(Collected data entries)
------------------------------------------------

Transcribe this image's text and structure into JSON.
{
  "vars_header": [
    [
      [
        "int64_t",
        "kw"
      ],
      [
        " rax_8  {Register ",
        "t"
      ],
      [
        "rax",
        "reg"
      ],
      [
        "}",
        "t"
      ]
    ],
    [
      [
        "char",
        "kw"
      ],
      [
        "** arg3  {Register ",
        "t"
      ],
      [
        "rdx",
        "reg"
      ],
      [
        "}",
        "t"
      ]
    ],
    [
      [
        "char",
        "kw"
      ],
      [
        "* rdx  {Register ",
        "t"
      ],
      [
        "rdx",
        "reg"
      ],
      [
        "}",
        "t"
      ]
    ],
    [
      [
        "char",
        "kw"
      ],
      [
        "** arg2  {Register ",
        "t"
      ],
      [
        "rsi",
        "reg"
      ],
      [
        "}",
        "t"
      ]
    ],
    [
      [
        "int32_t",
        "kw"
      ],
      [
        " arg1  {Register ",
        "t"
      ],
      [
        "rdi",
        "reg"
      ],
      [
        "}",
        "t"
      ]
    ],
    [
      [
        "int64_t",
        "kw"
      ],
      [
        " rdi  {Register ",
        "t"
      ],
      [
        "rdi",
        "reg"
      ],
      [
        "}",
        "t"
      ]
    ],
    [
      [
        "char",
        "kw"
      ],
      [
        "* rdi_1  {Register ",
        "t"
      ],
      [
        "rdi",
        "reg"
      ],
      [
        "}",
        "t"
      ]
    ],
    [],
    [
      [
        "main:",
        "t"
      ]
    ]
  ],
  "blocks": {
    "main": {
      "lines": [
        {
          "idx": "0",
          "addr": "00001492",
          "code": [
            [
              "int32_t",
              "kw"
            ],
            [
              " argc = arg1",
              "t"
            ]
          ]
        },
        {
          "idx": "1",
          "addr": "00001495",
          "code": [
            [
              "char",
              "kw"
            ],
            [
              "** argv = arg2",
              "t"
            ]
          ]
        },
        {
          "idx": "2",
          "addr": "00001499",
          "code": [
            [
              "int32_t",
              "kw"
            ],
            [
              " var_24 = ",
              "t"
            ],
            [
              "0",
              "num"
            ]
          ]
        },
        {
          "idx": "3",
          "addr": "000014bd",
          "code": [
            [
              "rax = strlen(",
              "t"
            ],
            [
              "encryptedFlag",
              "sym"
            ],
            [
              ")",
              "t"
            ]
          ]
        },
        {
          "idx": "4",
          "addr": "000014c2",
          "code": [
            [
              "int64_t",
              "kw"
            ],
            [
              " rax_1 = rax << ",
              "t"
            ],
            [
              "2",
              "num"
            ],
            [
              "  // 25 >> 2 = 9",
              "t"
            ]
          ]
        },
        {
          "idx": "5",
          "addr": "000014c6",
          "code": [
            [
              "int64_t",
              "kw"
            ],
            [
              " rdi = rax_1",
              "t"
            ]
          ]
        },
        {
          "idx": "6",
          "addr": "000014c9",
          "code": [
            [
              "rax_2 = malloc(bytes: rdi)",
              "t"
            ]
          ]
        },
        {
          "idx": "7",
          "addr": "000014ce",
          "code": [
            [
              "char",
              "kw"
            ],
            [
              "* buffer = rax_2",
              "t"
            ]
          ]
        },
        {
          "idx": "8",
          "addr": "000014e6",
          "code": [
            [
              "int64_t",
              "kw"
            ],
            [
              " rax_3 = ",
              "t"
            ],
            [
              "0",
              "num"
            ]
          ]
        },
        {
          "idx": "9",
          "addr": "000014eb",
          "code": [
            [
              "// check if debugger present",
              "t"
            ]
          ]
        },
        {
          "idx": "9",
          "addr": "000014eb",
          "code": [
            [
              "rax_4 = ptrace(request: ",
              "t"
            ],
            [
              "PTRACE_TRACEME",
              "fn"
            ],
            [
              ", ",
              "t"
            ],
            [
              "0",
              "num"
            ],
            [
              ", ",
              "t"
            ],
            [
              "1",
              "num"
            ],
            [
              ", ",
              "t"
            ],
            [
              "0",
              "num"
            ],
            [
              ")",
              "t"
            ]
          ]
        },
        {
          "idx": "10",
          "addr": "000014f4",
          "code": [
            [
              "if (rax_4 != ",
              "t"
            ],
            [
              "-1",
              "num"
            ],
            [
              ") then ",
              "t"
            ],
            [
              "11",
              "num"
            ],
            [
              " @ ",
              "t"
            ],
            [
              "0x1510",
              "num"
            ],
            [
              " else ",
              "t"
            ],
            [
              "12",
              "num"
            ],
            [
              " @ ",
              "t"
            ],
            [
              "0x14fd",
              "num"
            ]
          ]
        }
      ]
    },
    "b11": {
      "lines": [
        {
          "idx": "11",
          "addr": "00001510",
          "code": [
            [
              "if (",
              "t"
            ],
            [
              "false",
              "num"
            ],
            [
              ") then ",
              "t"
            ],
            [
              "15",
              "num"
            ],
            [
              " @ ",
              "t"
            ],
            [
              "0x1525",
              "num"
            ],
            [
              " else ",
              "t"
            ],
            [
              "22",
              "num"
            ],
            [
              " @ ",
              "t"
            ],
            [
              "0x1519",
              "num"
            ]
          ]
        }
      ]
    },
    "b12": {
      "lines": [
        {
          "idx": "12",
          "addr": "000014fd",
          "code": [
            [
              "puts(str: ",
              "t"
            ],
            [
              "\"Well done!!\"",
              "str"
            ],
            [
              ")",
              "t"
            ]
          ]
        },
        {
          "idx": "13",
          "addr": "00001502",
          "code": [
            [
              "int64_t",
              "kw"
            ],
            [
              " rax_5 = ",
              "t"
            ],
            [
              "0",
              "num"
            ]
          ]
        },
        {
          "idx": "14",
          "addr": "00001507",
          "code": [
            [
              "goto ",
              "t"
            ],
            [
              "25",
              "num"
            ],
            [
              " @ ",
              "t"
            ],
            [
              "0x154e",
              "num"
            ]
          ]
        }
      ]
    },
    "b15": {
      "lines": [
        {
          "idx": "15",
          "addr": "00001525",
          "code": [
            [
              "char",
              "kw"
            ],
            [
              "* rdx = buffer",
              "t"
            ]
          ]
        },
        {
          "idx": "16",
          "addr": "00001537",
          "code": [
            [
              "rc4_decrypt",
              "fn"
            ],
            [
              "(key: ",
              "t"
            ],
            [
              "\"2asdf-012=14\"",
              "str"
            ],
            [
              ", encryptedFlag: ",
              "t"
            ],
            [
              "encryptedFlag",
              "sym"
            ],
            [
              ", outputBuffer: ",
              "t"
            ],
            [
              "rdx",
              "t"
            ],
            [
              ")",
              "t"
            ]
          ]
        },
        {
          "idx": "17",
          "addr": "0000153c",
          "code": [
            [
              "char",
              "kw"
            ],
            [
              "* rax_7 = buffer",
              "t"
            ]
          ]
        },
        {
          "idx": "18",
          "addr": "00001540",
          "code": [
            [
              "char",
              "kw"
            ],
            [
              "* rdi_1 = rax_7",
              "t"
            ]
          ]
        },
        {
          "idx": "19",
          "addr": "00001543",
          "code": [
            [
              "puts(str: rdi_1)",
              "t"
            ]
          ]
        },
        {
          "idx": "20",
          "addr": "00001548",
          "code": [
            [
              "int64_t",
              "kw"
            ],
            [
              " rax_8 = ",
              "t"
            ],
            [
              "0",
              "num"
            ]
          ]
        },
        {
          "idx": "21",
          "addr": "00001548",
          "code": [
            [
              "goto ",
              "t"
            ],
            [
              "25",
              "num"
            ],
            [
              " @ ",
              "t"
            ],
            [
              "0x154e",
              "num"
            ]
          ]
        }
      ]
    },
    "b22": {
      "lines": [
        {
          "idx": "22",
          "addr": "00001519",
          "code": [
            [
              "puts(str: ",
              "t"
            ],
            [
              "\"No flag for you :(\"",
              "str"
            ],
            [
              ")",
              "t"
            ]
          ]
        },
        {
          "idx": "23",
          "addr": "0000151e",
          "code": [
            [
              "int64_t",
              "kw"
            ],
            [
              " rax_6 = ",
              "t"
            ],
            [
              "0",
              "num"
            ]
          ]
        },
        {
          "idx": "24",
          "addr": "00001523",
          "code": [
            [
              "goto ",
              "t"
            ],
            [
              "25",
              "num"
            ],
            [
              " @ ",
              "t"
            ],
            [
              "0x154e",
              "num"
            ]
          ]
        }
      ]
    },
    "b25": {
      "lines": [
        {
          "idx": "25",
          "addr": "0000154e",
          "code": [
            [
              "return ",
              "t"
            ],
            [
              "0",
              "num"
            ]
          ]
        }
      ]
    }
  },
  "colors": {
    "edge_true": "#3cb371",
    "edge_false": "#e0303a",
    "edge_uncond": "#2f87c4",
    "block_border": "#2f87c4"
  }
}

------------------------------------------------

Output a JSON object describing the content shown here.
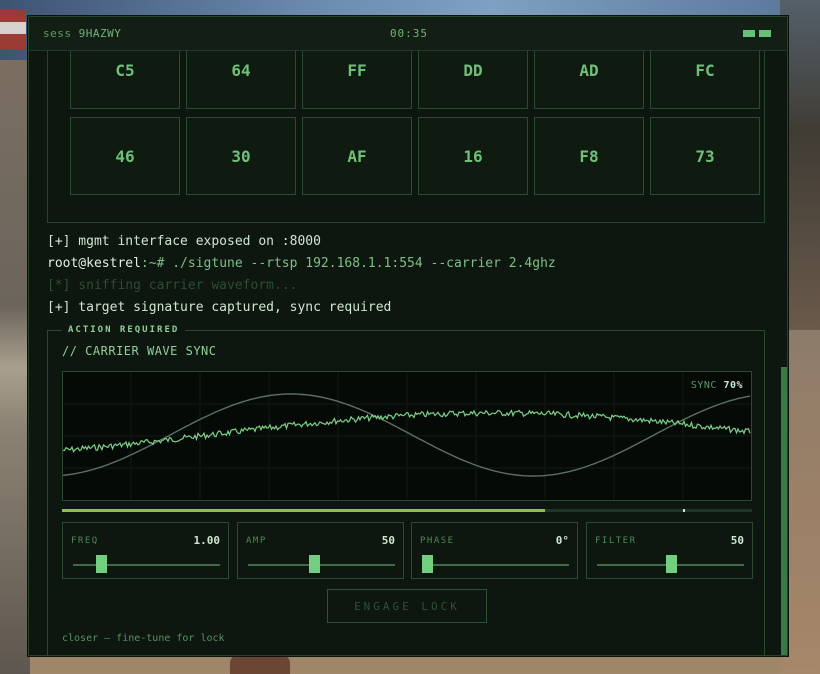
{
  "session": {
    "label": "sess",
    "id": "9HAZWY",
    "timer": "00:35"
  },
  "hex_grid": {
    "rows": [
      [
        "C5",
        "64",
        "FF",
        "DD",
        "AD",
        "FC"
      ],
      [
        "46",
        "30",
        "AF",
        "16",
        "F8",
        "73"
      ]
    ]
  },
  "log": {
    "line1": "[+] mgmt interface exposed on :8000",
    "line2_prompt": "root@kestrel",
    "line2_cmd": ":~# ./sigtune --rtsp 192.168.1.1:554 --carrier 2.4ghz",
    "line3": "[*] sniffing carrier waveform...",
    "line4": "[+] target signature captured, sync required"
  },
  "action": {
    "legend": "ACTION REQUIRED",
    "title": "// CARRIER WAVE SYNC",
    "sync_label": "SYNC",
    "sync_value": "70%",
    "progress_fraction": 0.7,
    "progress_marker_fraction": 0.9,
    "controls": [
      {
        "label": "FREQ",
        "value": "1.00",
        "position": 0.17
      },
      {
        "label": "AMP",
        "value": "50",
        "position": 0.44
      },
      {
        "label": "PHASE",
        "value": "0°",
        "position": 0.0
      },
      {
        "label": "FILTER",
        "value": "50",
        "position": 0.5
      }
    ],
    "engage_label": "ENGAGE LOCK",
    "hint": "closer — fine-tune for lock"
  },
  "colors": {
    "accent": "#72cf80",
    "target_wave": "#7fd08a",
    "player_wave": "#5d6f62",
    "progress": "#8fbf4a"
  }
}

------------------------------------------------

Exercise brief - Work through the data and report how many of its lines hold the word "Register", giving only the figure.

Result for this task - 7